* _LISTED RECORDS_
========
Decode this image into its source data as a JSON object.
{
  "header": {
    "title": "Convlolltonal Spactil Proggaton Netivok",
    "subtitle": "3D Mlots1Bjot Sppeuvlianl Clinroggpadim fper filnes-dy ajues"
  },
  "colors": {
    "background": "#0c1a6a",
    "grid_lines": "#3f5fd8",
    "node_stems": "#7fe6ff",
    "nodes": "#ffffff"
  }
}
========
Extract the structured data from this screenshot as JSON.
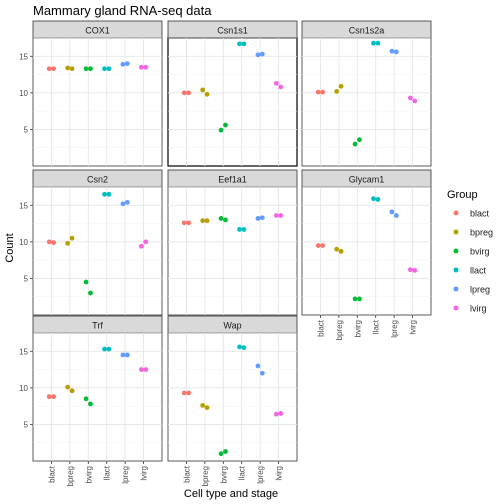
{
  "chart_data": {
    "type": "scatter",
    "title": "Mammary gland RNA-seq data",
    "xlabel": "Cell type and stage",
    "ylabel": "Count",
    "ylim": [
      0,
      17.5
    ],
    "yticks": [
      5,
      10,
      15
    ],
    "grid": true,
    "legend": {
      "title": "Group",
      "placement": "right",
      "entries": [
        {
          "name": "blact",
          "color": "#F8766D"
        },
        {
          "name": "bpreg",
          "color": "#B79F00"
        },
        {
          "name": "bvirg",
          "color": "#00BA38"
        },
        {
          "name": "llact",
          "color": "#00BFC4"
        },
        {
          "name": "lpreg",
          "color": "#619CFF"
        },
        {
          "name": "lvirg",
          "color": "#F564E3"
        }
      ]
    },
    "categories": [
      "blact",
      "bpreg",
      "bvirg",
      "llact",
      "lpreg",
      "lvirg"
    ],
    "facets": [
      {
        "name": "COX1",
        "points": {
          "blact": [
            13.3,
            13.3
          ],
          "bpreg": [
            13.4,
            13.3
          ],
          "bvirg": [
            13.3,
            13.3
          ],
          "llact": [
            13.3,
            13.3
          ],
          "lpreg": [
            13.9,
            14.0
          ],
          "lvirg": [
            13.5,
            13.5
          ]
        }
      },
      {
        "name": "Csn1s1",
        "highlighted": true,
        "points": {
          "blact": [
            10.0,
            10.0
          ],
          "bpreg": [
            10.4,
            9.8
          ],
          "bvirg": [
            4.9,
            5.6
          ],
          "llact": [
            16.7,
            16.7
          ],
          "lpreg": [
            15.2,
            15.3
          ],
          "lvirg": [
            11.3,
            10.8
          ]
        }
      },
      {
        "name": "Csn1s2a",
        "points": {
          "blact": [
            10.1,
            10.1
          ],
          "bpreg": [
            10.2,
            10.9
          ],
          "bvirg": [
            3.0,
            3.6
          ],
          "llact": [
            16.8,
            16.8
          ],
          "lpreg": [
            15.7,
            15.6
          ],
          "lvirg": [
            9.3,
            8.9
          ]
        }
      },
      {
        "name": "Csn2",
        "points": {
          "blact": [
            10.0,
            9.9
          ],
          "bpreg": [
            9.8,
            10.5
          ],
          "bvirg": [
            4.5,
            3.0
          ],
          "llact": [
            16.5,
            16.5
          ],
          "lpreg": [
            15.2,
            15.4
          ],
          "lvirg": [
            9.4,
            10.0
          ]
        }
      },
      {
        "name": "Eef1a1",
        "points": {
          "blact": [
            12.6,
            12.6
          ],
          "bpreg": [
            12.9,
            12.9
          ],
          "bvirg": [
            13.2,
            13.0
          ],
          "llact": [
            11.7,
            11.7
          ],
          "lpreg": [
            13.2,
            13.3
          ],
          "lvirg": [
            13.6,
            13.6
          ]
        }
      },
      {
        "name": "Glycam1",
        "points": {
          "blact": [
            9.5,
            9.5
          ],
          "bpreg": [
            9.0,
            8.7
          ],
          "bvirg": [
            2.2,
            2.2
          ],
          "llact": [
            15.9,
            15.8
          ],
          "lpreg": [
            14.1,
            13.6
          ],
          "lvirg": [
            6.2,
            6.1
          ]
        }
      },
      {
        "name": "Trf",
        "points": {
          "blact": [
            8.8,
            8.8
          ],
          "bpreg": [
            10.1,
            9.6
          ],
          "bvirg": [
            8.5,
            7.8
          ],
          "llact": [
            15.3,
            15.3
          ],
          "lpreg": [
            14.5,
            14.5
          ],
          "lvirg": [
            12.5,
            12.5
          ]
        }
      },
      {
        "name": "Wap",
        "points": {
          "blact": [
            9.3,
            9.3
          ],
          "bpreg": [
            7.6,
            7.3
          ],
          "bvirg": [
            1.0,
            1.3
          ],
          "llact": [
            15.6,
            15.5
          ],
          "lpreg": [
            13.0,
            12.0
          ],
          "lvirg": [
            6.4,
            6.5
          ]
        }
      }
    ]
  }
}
========
* _WHAT TO PRODUCE_
Say how many lines contain the string "type", giving nothing but the count.

* _SOLUTION TO THE PROBLEM_
2